Entries taken from a collection:
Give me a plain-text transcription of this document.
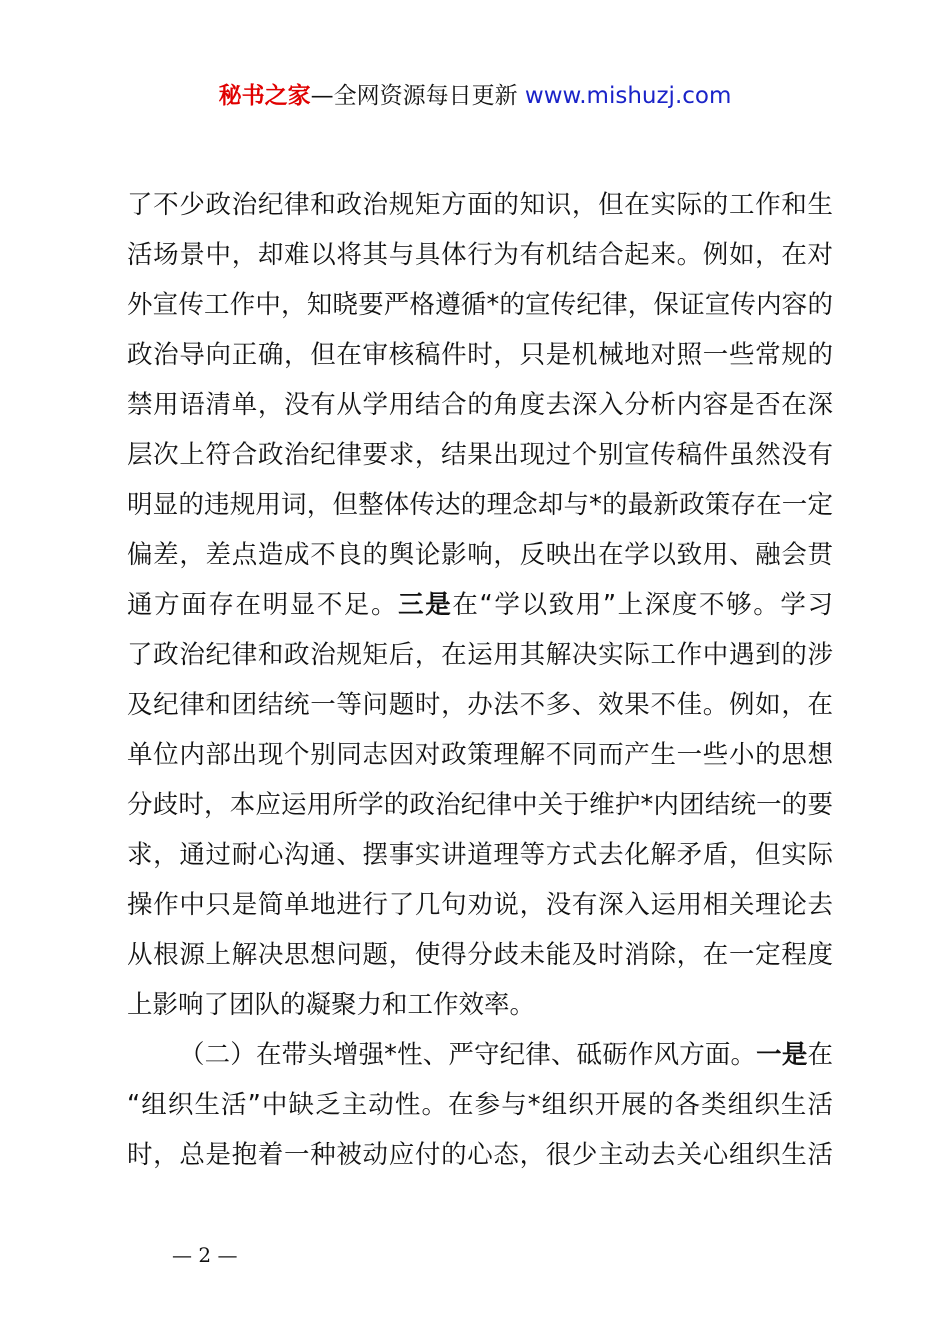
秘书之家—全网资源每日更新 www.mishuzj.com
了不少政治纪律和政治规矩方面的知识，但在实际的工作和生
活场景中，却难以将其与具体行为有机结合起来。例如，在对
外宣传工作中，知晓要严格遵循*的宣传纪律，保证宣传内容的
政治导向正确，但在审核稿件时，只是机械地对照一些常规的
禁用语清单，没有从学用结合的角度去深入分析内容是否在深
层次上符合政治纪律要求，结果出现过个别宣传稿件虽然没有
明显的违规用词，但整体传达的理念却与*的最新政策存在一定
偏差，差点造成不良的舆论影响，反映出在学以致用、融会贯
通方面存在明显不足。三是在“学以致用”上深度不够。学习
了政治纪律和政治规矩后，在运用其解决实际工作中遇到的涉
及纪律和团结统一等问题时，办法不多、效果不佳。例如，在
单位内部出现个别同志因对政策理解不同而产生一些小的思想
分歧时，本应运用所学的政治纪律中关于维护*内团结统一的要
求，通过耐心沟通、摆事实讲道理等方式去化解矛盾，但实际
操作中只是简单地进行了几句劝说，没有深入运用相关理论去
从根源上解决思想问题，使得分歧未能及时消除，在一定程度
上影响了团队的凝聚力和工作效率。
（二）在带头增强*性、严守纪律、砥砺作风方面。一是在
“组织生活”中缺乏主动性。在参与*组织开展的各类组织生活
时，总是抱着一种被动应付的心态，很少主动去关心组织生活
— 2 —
* * *
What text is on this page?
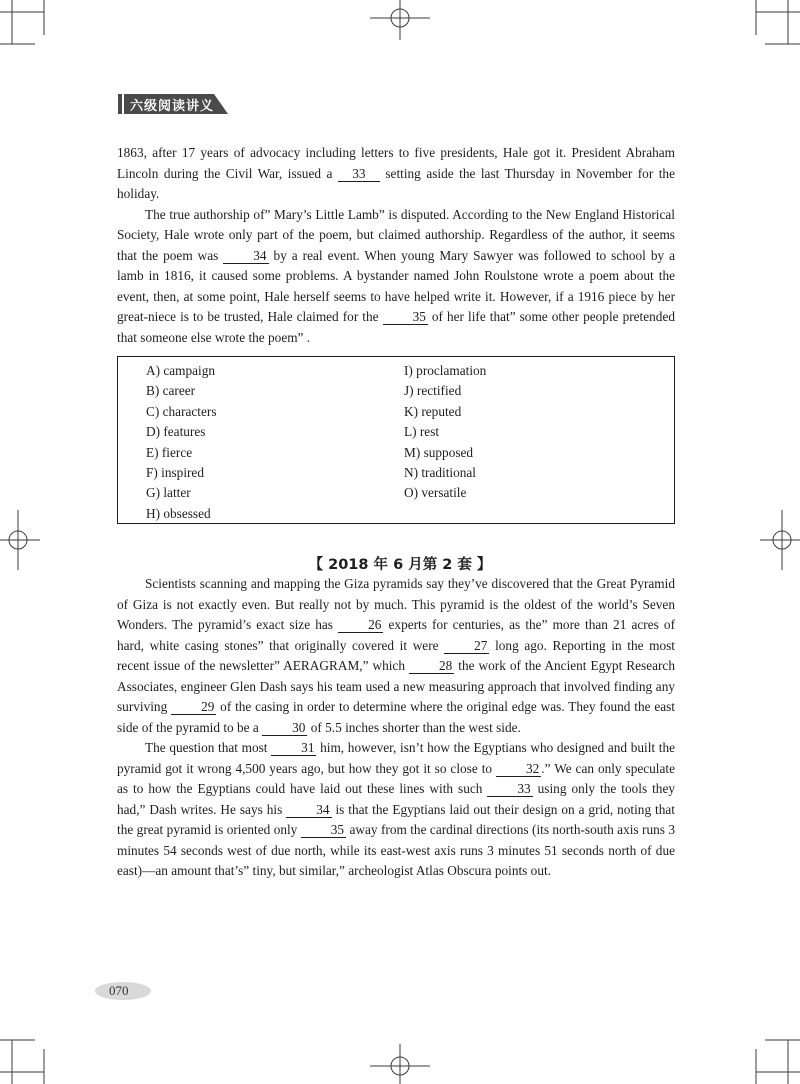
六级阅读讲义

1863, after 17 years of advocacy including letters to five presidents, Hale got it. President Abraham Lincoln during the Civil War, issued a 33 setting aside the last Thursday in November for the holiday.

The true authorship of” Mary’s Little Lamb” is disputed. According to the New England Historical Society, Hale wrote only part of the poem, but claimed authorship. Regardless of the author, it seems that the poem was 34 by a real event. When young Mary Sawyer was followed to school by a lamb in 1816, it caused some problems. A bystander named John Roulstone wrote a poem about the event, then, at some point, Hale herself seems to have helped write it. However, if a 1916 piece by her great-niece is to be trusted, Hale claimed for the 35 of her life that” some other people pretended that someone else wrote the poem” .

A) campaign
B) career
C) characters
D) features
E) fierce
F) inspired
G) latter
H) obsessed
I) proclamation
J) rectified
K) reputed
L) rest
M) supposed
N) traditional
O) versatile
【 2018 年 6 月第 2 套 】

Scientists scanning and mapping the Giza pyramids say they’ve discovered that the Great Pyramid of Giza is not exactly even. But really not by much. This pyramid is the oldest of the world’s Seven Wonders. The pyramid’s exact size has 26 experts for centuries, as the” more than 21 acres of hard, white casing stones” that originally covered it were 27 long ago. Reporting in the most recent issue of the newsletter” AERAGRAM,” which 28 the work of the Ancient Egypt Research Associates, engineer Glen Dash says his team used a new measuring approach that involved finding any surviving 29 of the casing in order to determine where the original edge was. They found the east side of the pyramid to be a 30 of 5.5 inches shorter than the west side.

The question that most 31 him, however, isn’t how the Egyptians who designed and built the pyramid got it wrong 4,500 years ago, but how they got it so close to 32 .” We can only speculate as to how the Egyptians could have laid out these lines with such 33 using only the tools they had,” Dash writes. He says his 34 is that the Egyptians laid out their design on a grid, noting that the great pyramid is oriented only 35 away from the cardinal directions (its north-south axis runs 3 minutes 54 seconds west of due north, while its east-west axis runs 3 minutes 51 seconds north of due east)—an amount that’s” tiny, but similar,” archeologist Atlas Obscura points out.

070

**WHAT YOU HAVE TO DO**
Select every line above that contains the word "text", and copy it.

**FINAL ANSWER**
Give me a plain-text transcription of this document.
What text is on this page?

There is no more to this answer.